Objetivo da tarefa>
Por favor, transcreva cada linha de todos os registros abaixo, sem alterar nada.

──────── Material da tarefa ────────

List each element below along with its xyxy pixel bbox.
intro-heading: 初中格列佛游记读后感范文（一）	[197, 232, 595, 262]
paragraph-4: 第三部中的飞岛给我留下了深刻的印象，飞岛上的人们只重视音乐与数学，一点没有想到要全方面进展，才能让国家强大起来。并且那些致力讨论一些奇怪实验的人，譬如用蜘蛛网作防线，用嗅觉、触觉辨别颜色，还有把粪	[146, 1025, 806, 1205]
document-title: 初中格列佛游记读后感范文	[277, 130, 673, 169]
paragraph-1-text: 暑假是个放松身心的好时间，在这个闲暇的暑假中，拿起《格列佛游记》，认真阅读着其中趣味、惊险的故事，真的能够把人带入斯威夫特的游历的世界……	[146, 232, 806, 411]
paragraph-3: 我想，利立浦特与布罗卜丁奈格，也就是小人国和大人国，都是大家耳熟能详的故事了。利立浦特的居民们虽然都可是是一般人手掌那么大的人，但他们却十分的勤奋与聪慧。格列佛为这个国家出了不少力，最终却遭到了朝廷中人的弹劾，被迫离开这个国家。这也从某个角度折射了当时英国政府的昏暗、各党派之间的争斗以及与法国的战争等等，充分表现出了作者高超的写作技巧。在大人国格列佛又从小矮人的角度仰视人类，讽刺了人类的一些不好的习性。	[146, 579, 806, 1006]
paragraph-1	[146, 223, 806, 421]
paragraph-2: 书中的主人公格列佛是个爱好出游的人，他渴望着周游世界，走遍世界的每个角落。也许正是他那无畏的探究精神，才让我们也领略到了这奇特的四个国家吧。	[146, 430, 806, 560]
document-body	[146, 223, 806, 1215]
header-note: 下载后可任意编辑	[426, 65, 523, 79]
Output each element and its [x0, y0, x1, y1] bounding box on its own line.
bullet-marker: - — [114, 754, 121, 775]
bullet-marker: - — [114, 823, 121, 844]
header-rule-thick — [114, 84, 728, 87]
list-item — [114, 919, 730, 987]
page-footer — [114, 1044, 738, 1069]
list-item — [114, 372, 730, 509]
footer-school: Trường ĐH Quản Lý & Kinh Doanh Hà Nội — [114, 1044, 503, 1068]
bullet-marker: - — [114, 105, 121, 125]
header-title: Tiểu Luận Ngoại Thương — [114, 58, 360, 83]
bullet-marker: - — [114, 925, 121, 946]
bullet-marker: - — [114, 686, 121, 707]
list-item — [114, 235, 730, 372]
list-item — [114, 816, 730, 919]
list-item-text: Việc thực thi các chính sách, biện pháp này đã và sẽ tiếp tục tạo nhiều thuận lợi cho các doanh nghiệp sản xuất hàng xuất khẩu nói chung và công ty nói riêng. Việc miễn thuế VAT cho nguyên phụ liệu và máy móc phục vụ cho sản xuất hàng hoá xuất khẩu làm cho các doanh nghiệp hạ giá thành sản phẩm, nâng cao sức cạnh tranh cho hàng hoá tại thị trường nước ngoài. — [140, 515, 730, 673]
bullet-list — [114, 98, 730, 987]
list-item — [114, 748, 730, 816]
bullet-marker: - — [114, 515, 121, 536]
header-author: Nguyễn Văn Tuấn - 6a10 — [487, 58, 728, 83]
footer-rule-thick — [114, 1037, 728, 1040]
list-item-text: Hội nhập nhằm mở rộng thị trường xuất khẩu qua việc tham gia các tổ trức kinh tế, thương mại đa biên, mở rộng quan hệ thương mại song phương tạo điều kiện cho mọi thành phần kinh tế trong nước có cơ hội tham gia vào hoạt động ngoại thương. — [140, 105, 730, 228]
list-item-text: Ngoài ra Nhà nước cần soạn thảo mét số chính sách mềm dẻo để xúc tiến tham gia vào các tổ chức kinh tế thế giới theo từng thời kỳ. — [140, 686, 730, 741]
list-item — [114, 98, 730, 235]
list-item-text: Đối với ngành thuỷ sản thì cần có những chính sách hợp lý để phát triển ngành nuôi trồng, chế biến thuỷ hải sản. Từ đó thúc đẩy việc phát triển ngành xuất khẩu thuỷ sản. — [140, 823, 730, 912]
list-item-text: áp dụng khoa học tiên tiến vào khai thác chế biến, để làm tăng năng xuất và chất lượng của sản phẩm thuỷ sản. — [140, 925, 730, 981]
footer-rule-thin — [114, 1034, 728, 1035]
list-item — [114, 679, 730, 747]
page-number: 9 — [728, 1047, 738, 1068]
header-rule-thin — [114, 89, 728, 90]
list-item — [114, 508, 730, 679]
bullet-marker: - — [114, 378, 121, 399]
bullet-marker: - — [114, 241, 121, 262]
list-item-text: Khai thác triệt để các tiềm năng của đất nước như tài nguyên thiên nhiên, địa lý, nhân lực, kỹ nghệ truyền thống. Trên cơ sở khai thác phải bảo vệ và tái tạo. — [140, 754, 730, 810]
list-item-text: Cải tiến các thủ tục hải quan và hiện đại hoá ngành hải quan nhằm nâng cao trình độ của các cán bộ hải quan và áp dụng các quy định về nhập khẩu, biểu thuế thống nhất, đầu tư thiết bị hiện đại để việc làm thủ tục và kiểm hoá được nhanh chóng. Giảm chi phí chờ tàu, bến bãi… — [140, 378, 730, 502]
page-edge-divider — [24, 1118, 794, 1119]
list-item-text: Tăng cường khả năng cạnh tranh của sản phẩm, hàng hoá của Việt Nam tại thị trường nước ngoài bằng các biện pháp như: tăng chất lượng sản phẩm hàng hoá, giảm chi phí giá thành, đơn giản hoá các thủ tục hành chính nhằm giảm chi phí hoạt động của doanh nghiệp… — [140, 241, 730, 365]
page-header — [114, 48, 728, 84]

────────

Resposta ao problema>
List each element below along with its xyxy pixel bbox.
intro-heading: 初中格列佛游记读后感范文（一）	[197, 232, 595, 262]
paragraph-4: 第三部中的飞岛给我留下了深刻的印象，飞岛上的人们只重视音乐与数学，一点没有想到要全方面进展，才能让国家强大起来。并且那些致力讨论一些奇怪实验的人，譬如用蜘蛛网作防线，用嗅觉、触觉辨别颜色，还有把粪	[146, 1025, 806, 1205]
document-title: 初中格列佛游记读后感范文	[277, 130, 673, 169]
paragraph-1-text: 暑假是个放松身心的好时间，在这个闲暇的暑假中，拿起《格列佛游记》，认真阅读着其中趣味、惊险的故事，真的能够把人带入斯威夫特的游历的世界……	[146, 232, 806, 411]
paragraph-3: 我想，利立浦特与布罗卜丁奈格，也就是小人国和大人国，都是大家耳熟能详的故事了。利立浦特的居民们虽然都可是是一般人手掌那么大的人，但他们却十分的勤奋与聪慧。格列佛为这个国家出了不少力，最终却遭到了朝廷中人的弹劾，被迫离开这个国家。这也从某个角度折射了当时英国政府的昏暗、各党派之间的争斗以及与法国的战争等等，充分表现出了作者高超的写作技巧。在大人国格列佛又从小矮人的角度仰视人类，讽刺了人类的一些不好的习性。	[146, 579, 806, 1006]
paragraph-1	[146, 223, 806, 421]
paragraph-2: 书中的主人公格列佛是个爱好出游的人，他渴望着周游世界，走遍世界的每个角落。也许正是他那无畏的探究精神，才让我们也领略到了这奇特的四个国家吧。	[146, 430, 806, 560]
document-body	[146, 223, 806, 1215]
header-note: 下载后可任意编辑	[426, 65, 523, 79]
Output each element and its [x0, y0, x1, y1] bounding box on its own line.
bullet-marker: - — [114, 754, 121, 775]
bullet-marker: - — [114, 823, 121, 844]
header-rule-thick — [114, 84, 728, 87]
list-item — [114, 919, 730, 987]
page-footer — [114, 1044, 738, 1069]
list-item — [114, 372, 730, 509]
footer-school: Trường ĐH Quản Lý & Kinh Doanh Hà Nội — [114, 1044, 503, 1068]
bullet-marker: - — [114, 105, 121, 125]
header-title: Tiểu Luận Ngoại Thương — [114, 58, 360, 83]
bullet-marker: - — [114, 925, 121, 946]
bullet-marker: - — [114, 686, 121, 707]
list-item — [114, 235, 730, 372]
list-item — [114, 816, 730, 919]
list-item-text: Việc thực thi các chính sách, biện pháp này đã và sẽ tiếp tục tạo nhiều thuận lợi cho các doanh nghiệp sản xuất hàng xuất khẩu nói chung và công ty nói riêng. Việc miễn thuế VAT cho nguyên phụ liệu và máy móc phục vụ cho sản xuất hàng hoá xuất khẩu làm cho các doanh nghiệp hạ giá thành sản phẩm, nâng cao sức cạnh tranh cho hàng hoá tại thị trường nước ngoài. — [140, 515, 730, 673]
bullet-list — [114, 98, 730, 987]
list-item — [114, 748, 730, 816]
bullet-marker: - — [114, 515, 121, 536]
header-author: Nguyễn Văn Tuấn - 6a10 — [487, 58, 728, 83]
footer-rule-thick — [114, 1037, 728, 1040]
list-item-text: Hội nhập nhằm mở rộng thị trường xuất khẩu qua việc tham gia các tổ trức kinh tế, thương mại đa biên, mở rộng quan hệ thương mại song phương tạo điều kiện cho mọi thành phần kinh tế trong nước có cơ hội tham gia vào hoạt động ngoại thương. — [140, 105, 730, 228]
list-item-text: Ngoài ra Nhà nước cần soạn thảo mét số chính sách mềm dẻo để xúc tiến tham gia vào các tổ chức kinh tế thế giới theo từng thời kỳ. — [140, 686, 730, 741]
list-item — [114, 98, 730, 235]
list-item-text: Đối với ngành thuỷ sản thì cần có những chính sách hợp lý để phát triển ngành nuôi trồng, chế biến thuỷ hải sản. Từ đó thúc đẩy việc phát triển ngành xuất khẩu thuỷ sản. — [140, 823, 730, 912]
list-item-text: áp dụng khoa học tiên tiến vào khai thác chế biến, để làm tăng năng xuất và chất lượng của sản phẩm thuỷ sản. — [140, 925, 730, 981]
footer-rule-thin — [114, 1034, 728, 1035]
list-item — [114, 679, 730, 747]
page-number: 9 — [728, 1047, 738, 1068]
header-rule-thin — [114, 89, 728, 90]
list-item — [114, 508, 730, 679]
bullet-marker: - — [114, 378, 121, 399]
bullet-marker: - — [114, 241, 121, 262]
list-item-text: Khai thác triệt để các tiềm năng của đất nước như tài nguyên thiên nhiên, địa lý, nhân lực, kỹ nghệ truyền thống. Trên cơ sở khai thác phải bảo vệ và tái tạo. — [140, 754, 730, 810]
list-item-text: Cải tiến các thủ tục hải quan và hiện đại hoá ngành hải quan nhằm nâng cao trình độ của các cán bộ hải quan và áp dụng các quy định về nhập khẩu, biểu thuế thống nhất, đầu tư thiết bị hiện đại để việc làm thủ tục và kiểm hoá được nhanh chóng. Giảm chi phí chờ tàu, bến bãi… — [140, 378, 730, 502]
page-edge-divider — [24, 1118, 794, 1119]
list-item-text: Tăng cường khả năng cạnh tranh của sản phẩm, hàng hoá của Việt Nam tại thị trường nước ngoài bằng các biện pháp như: tăng chất lượng sản phẩm hàng hoá, giảm chi phí giá thành, đơn giản hoá các thủ tục hành chính nhằm giảm chi phí hoạt động của doanh nghiệp… — [140, 241, 730, 365]
page-header — [114, 48, 728, 84]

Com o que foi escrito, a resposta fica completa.